### [Input material]

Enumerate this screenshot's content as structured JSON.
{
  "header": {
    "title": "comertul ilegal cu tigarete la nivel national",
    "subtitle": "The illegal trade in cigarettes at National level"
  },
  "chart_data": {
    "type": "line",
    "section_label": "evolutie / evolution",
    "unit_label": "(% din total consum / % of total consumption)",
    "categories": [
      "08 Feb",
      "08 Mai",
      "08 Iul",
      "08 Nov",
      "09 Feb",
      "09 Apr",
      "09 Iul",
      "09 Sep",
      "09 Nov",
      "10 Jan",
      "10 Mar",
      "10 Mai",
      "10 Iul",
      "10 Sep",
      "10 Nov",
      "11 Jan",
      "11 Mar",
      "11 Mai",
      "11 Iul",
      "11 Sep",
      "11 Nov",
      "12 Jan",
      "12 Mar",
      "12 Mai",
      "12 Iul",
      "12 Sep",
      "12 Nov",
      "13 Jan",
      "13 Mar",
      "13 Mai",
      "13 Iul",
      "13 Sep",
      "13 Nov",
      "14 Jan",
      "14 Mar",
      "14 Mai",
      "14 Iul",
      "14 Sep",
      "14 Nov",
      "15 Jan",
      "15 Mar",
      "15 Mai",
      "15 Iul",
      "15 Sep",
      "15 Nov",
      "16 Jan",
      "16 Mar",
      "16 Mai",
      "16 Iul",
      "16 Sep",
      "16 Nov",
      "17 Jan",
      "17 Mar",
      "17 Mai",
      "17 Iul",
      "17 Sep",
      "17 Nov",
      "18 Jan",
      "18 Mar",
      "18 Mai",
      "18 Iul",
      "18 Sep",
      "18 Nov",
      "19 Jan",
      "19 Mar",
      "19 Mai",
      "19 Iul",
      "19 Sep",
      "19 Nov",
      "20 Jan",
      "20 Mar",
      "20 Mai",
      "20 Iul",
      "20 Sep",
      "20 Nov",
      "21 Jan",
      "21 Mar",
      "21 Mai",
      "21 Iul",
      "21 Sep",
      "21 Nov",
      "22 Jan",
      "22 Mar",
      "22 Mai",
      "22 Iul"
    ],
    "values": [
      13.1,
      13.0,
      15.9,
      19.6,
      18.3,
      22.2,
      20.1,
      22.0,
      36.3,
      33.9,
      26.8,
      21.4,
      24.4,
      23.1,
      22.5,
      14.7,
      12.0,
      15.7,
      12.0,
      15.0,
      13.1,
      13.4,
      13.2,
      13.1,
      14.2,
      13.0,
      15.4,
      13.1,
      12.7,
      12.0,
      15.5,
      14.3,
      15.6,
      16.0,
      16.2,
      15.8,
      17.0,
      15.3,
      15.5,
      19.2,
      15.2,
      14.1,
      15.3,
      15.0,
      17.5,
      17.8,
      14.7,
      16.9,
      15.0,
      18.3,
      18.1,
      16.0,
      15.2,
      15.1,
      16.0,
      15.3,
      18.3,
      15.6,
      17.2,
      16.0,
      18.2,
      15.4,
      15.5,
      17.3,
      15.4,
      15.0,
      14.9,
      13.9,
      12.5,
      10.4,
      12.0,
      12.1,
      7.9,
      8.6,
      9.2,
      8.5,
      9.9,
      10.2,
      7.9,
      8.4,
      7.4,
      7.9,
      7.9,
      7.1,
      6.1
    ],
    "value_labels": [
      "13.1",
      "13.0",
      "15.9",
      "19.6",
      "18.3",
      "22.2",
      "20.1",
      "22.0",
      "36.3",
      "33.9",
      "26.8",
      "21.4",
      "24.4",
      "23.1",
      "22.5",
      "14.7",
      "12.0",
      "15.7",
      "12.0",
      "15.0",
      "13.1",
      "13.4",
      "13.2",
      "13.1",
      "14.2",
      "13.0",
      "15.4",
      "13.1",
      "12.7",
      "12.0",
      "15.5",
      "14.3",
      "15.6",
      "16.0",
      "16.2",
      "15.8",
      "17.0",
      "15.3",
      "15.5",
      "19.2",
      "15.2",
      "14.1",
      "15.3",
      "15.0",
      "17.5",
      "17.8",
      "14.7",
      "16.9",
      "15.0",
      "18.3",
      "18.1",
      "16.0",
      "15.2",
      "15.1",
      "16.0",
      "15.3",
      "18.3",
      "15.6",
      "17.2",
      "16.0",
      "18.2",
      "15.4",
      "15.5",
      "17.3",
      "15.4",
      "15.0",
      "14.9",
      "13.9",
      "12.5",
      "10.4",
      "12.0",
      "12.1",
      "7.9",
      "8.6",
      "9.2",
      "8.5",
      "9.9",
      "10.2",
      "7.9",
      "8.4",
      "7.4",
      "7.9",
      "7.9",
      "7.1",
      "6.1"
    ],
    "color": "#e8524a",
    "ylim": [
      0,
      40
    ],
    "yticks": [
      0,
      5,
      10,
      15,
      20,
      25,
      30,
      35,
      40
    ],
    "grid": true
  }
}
--
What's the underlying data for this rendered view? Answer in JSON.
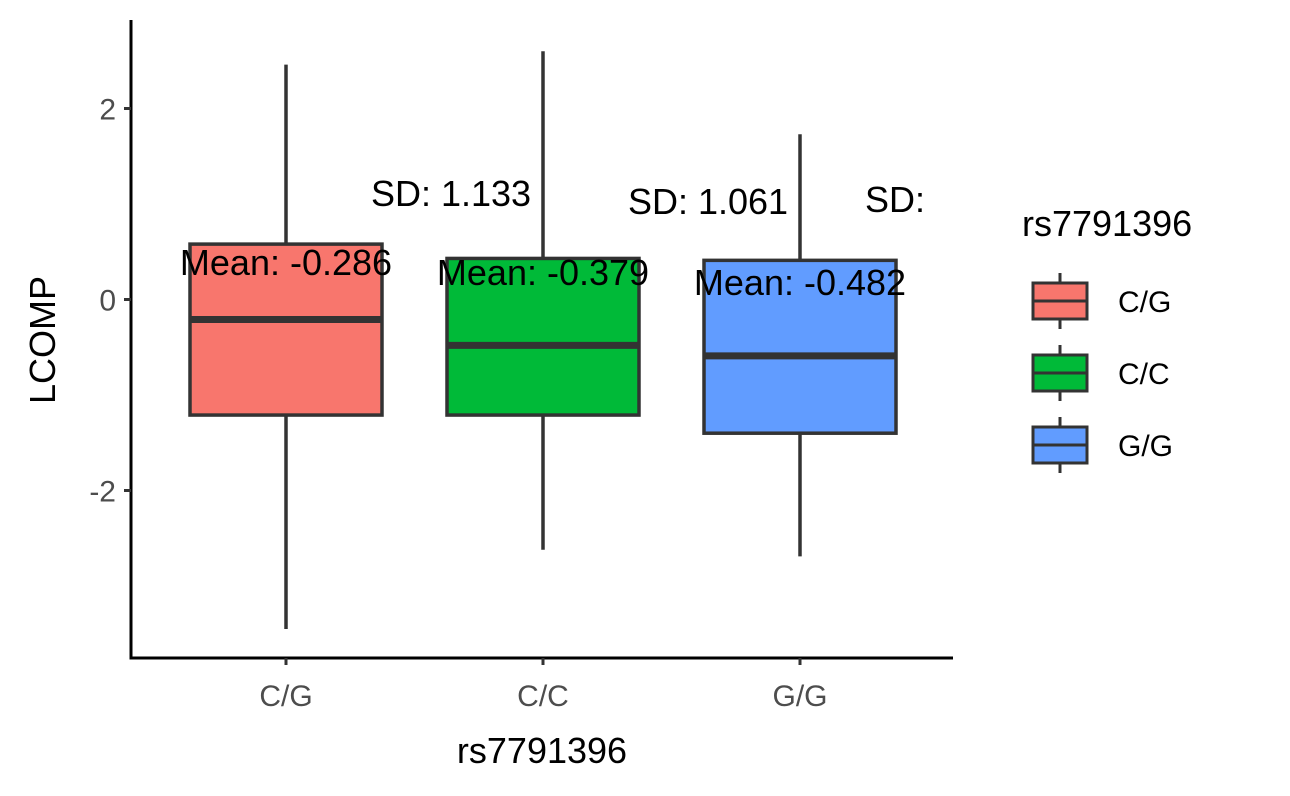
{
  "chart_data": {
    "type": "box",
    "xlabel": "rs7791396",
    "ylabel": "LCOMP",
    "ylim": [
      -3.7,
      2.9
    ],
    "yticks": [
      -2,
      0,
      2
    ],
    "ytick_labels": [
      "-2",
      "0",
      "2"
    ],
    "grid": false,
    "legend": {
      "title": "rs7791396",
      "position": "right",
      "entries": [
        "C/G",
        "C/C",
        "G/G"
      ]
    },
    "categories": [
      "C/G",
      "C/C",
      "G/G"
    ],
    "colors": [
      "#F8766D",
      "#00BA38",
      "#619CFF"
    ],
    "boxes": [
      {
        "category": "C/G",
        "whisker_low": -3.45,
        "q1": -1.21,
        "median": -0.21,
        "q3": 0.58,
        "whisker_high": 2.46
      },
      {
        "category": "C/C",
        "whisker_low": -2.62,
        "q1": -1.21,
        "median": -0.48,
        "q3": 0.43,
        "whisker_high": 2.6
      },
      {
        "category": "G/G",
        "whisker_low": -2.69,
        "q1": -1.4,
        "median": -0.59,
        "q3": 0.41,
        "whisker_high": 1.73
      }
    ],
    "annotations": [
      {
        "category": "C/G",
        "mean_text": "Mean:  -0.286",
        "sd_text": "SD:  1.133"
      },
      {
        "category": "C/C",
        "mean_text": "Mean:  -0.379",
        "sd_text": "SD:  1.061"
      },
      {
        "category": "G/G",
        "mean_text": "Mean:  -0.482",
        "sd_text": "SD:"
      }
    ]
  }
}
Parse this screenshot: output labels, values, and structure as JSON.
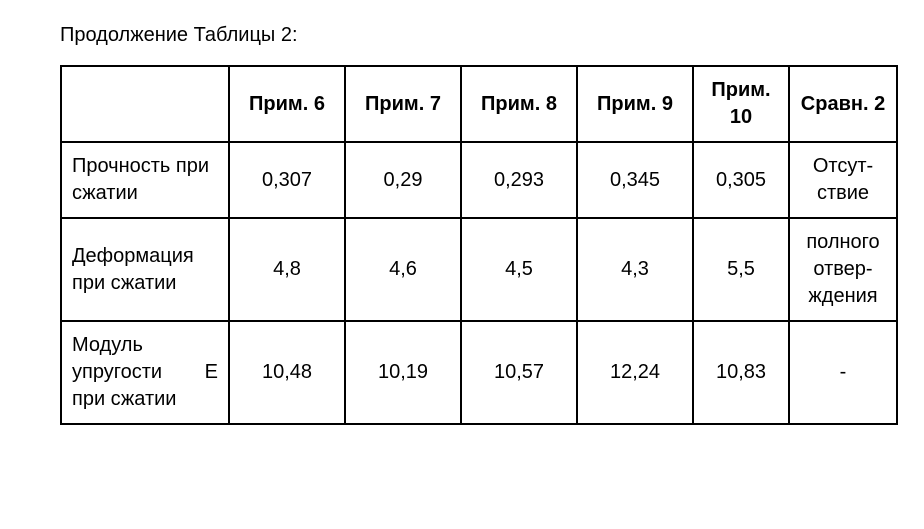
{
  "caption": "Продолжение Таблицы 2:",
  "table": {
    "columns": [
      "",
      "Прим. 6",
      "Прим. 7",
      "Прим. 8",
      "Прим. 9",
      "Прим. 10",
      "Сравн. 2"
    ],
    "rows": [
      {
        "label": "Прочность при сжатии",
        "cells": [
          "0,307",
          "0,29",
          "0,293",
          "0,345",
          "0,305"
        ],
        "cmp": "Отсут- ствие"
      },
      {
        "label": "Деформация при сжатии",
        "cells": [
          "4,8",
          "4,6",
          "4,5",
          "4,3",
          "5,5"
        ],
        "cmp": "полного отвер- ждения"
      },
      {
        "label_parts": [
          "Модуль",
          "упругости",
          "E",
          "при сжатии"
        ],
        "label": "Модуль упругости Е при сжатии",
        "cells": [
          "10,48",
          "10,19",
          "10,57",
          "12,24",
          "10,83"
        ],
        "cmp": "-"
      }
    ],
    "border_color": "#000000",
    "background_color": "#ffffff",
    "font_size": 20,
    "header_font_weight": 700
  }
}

### [Given problem]
Copy each line of the records above that carries the word "Mean".

### [Result below]
        "mean_text": "Mean:  -0.286",
        "mean_text": "Mean:  -0.379",
        "mean_text": "Mean:  -0.482",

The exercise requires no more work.